The problem
Identify the lines that contain the word "refresh" and copy each one.
========================
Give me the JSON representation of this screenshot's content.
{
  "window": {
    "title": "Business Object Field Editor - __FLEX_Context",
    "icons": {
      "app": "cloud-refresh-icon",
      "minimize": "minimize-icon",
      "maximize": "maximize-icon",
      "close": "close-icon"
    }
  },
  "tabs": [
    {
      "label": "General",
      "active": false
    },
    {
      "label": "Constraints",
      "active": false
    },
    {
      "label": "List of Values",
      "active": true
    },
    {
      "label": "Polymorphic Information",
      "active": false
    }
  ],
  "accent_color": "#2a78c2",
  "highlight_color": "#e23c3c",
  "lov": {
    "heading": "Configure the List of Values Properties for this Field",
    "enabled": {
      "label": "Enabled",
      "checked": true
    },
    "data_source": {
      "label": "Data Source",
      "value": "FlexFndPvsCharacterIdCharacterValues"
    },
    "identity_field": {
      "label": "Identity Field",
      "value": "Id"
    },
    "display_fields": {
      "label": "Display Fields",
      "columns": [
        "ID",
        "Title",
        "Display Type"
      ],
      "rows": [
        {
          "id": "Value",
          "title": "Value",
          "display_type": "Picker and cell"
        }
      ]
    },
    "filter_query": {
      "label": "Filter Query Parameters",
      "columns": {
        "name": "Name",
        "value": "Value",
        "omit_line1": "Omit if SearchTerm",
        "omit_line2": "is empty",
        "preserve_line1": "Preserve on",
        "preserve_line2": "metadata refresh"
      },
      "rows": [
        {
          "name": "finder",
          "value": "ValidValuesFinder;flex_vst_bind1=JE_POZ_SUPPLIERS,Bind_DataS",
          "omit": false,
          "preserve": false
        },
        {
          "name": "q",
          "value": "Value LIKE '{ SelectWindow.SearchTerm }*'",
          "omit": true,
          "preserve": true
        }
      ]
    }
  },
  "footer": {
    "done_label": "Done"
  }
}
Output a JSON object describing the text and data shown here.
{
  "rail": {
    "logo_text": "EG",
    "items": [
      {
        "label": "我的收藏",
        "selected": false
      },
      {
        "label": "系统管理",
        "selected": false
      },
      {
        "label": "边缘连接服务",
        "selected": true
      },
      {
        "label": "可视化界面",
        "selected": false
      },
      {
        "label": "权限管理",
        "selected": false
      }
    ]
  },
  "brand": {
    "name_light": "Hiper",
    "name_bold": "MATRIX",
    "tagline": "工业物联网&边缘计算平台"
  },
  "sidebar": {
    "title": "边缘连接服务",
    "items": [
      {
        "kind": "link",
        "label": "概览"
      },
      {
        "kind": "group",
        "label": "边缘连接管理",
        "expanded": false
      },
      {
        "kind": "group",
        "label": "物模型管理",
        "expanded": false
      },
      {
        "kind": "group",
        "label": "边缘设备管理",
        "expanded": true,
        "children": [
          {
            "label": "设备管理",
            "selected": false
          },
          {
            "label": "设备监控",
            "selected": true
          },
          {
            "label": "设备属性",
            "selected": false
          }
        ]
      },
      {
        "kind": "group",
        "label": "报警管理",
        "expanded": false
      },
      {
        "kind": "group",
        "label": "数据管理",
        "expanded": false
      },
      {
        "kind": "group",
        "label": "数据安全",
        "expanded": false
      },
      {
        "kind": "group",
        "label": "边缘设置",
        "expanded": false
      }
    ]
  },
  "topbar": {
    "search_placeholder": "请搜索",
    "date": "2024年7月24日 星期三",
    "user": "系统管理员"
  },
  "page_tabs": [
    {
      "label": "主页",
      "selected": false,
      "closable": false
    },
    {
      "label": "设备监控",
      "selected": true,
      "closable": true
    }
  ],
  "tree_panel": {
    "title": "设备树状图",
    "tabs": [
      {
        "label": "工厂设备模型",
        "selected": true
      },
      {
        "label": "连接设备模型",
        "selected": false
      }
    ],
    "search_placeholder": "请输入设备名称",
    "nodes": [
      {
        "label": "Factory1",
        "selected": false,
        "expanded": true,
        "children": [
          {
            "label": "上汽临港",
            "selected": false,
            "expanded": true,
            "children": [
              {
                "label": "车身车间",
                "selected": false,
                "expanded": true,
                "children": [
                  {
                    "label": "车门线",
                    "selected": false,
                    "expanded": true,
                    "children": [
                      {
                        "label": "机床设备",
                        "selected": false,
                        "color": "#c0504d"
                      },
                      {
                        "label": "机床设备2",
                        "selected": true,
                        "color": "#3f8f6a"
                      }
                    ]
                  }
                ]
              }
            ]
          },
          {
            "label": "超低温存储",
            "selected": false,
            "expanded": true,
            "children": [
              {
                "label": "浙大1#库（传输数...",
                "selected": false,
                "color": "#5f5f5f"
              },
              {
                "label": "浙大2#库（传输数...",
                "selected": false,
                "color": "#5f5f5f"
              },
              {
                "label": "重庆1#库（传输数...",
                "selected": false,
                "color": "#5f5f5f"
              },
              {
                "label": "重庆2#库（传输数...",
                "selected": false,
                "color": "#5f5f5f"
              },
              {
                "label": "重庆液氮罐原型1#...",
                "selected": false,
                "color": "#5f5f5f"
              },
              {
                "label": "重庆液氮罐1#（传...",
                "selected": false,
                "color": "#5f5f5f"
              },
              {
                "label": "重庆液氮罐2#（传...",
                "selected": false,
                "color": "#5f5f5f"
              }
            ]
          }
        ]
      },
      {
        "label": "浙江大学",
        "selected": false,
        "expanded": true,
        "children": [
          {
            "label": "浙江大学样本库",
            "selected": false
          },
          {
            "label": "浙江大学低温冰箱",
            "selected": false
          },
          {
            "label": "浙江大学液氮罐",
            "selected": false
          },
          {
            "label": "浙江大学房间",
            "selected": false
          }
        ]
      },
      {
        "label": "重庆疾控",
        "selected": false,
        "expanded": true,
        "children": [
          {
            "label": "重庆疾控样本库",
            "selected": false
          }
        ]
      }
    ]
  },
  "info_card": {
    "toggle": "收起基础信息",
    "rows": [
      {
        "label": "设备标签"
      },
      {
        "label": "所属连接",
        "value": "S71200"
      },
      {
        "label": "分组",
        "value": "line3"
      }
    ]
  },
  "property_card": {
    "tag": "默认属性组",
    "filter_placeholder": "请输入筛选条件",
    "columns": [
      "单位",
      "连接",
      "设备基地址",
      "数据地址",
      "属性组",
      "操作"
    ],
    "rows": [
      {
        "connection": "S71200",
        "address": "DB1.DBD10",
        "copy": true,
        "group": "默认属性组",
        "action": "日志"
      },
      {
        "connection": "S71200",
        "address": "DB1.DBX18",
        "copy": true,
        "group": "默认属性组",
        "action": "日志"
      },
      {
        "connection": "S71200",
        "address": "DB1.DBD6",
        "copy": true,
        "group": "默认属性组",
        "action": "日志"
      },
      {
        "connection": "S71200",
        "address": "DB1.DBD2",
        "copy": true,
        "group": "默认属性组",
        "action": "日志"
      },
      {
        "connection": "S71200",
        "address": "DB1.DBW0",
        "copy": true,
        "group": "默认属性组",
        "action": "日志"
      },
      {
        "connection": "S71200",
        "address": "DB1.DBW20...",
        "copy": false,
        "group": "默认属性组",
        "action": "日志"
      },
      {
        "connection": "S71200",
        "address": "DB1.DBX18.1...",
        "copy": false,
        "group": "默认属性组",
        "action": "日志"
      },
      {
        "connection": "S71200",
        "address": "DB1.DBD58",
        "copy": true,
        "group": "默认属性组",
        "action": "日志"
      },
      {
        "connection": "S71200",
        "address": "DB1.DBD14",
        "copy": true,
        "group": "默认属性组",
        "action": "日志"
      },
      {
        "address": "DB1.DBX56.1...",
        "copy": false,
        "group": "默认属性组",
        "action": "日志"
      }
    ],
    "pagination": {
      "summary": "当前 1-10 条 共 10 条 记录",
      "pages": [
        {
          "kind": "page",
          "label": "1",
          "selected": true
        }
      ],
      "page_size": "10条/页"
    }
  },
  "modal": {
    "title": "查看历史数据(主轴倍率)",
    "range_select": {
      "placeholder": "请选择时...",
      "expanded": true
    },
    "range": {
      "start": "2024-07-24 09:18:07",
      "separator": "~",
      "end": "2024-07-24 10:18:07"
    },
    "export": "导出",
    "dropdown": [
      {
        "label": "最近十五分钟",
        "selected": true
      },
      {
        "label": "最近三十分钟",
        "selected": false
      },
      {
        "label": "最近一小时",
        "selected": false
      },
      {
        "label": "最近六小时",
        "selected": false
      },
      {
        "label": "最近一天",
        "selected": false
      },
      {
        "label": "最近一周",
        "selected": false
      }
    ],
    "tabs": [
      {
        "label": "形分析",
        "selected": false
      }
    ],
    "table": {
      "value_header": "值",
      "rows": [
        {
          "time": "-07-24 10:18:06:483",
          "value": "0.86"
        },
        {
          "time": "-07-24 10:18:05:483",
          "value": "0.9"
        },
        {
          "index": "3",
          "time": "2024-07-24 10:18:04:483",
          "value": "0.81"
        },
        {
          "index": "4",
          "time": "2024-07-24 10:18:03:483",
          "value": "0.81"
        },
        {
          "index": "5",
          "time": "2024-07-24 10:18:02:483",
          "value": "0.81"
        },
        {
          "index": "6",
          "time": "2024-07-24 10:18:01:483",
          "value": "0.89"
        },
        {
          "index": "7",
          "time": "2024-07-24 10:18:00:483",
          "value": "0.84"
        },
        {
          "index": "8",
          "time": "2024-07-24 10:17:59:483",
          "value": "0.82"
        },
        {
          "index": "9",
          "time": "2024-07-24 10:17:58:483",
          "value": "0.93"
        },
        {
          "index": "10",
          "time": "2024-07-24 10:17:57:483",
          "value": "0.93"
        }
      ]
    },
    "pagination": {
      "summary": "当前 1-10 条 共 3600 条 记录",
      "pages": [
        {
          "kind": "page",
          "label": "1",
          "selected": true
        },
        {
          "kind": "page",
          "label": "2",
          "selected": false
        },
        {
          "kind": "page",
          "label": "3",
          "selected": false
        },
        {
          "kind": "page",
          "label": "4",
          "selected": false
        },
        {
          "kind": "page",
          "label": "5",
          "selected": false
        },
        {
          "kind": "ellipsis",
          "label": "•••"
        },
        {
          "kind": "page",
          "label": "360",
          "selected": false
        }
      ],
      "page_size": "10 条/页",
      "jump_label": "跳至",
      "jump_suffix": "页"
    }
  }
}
========================
Problem solution
      "app": "cloud-refresh-icon",
        "preserve_line2": "metadata refresh"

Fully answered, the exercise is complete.